GIVEN EXERCISE: Collect each line of the records containing the string "политики".

[Rows from a dataset]
=-=-=-=-=
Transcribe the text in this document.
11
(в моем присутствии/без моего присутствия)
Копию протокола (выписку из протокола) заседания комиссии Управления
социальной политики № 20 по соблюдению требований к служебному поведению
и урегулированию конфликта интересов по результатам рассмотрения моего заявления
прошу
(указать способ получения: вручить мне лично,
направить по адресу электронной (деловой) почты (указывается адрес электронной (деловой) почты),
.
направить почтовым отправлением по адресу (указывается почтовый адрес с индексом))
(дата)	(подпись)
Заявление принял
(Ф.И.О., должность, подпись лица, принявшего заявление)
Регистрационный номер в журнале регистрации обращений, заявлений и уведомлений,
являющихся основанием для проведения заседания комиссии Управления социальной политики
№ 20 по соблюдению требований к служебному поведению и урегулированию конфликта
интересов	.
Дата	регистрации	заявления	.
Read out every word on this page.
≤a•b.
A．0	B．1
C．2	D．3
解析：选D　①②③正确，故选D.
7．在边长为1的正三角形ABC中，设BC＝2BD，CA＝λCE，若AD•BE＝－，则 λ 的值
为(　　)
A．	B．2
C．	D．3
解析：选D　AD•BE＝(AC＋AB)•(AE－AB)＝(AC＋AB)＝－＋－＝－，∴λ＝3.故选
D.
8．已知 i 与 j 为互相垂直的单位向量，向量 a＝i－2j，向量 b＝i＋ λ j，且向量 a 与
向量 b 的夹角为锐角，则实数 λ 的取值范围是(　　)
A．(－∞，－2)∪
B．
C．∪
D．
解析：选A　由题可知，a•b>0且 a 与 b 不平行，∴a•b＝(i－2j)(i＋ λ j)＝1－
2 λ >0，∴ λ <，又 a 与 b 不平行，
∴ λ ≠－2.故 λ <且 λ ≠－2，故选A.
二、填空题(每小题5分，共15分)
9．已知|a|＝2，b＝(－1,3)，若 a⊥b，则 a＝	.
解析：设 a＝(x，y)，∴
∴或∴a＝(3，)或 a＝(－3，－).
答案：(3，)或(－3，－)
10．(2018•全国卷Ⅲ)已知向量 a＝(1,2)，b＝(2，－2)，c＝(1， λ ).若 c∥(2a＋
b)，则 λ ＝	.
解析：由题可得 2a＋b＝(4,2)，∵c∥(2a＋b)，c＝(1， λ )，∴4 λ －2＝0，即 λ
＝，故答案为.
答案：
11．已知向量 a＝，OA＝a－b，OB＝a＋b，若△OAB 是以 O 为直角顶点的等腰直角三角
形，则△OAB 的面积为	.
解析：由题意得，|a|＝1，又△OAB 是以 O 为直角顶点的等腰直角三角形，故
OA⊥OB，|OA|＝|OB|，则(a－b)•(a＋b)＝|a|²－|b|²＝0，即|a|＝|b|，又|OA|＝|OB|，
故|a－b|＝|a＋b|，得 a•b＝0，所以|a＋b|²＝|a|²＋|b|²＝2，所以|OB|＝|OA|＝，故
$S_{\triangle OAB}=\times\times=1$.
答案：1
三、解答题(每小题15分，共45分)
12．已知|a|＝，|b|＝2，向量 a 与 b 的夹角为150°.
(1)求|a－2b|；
=-=-=-=-=
ANSWER:
социальной политики № 20 по соблюдению требований к служебному поведению
являющихся основанием для проведения заседания комиссии Управления социальной политики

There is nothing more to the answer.